(Dataset entries)
────

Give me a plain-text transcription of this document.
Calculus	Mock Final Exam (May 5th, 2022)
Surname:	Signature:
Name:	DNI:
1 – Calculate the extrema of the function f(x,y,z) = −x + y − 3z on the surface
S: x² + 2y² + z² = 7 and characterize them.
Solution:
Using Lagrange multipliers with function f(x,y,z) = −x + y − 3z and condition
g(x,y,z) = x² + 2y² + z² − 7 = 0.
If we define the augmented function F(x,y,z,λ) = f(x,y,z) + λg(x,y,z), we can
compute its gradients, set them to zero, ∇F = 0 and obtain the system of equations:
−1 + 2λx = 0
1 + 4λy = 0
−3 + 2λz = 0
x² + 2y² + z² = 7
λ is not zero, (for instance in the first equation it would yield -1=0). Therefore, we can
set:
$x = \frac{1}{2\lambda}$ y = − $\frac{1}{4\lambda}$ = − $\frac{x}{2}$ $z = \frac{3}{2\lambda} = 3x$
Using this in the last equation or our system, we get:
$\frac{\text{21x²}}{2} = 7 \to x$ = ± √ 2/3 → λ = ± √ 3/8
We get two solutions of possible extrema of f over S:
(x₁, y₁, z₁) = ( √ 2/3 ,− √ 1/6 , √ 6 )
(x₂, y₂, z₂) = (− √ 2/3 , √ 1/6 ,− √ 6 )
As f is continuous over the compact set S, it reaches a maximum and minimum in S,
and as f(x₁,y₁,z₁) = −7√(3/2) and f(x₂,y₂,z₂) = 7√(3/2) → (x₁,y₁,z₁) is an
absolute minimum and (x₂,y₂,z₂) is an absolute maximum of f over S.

────

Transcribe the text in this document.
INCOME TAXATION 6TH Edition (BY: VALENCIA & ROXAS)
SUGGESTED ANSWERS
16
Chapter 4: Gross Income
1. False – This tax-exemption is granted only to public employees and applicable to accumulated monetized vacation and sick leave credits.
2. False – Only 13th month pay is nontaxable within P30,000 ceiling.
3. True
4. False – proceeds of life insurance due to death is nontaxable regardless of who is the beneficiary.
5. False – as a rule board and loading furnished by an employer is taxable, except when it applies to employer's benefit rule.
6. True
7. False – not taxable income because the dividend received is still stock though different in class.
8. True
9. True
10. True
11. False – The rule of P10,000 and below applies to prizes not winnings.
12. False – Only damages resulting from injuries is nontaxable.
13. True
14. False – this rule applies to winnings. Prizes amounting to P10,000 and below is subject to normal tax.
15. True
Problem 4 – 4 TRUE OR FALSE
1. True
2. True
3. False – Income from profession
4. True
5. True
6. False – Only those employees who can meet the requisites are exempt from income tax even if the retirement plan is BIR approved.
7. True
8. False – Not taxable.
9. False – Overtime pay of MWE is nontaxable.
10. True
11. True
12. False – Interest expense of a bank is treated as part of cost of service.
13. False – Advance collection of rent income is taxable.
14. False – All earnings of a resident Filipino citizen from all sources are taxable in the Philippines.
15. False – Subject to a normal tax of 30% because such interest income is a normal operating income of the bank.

────

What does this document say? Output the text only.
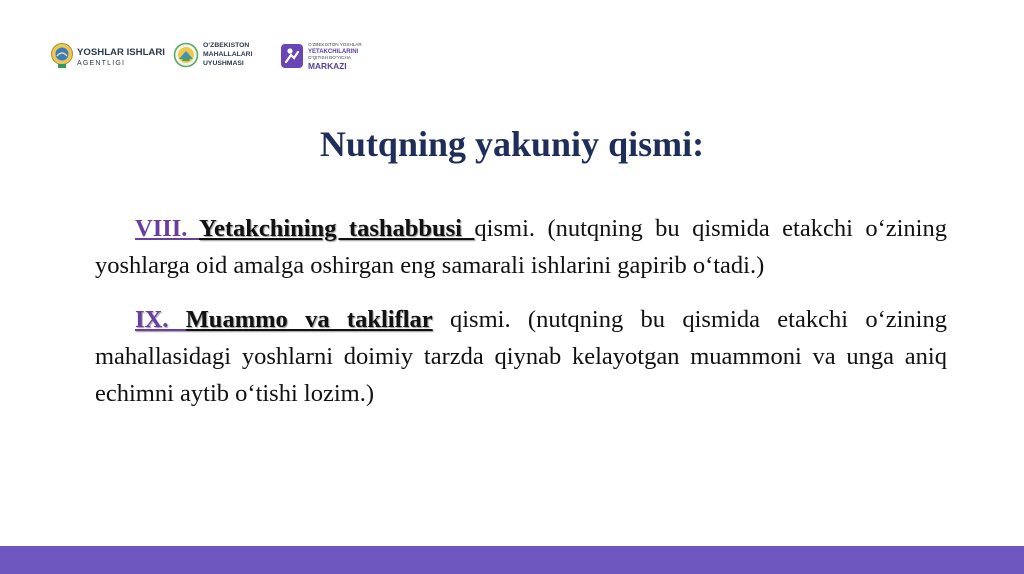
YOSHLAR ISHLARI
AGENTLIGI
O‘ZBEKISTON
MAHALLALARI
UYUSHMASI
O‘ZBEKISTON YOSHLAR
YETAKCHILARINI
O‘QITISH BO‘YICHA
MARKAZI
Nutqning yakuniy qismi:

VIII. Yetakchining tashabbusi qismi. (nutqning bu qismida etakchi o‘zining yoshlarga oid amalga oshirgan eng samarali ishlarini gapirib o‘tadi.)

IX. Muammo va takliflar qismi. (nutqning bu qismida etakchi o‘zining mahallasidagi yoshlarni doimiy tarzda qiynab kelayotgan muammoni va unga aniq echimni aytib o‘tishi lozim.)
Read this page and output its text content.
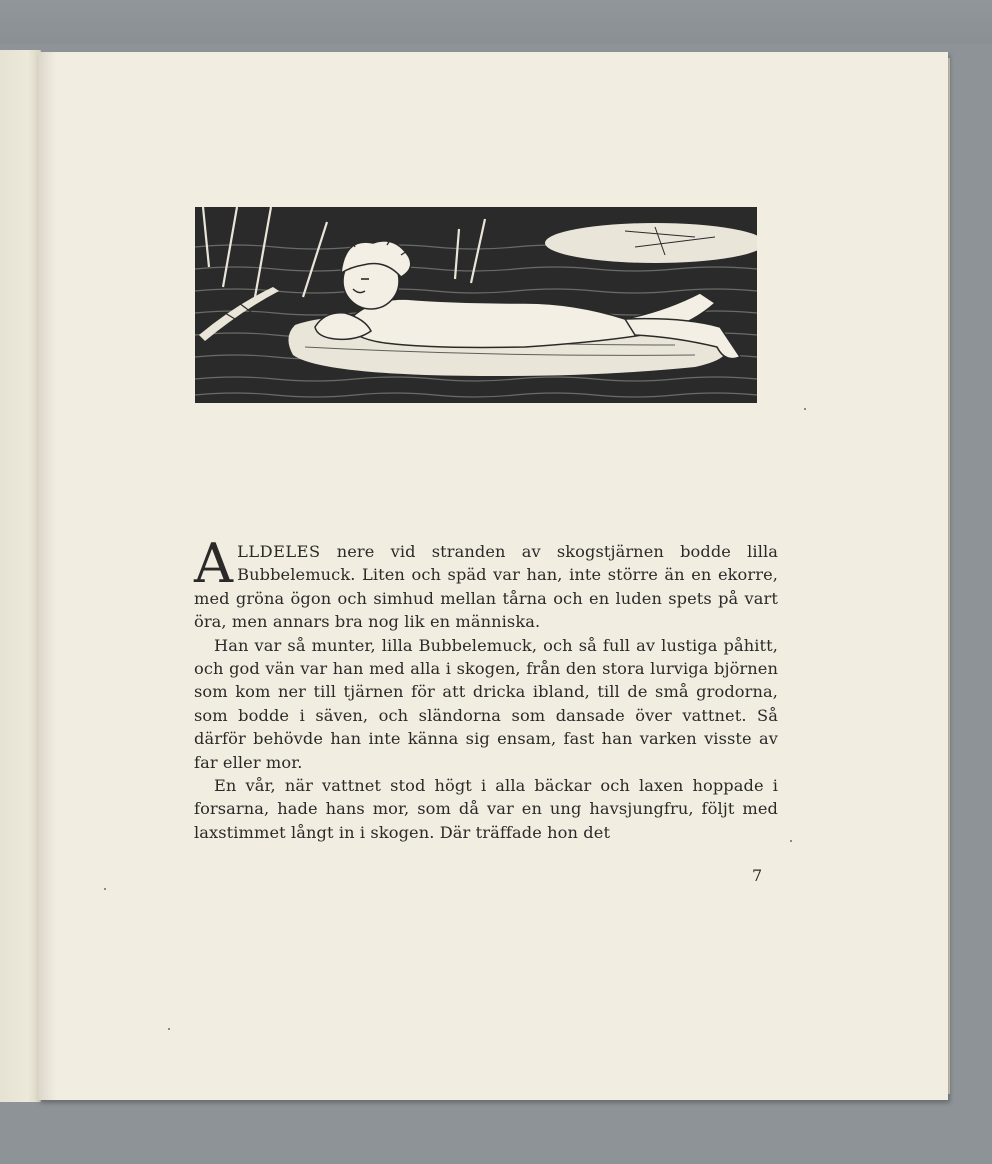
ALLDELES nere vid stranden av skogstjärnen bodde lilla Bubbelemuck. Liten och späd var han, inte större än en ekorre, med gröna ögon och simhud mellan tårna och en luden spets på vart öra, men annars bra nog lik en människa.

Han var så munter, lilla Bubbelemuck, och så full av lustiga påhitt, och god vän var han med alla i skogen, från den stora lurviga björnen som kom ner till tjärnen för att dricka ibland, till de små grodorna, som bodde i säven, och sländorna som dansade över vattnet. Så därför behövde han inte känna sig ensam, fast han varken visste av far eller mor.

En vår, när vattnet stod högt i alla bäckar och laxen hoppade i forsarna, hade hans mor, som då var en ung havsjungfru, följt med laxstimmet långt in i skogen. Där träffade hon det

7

────

WHAT TO WORK ON - Scan the material above. Copy each line where "extrema" occurs.

SOLUTION FOR THIS TASK -
1 – Calculate the extrema of the function f(x,y,z) = −x + y − 3z on the surface
We get two solutions of possible extrema of f over S:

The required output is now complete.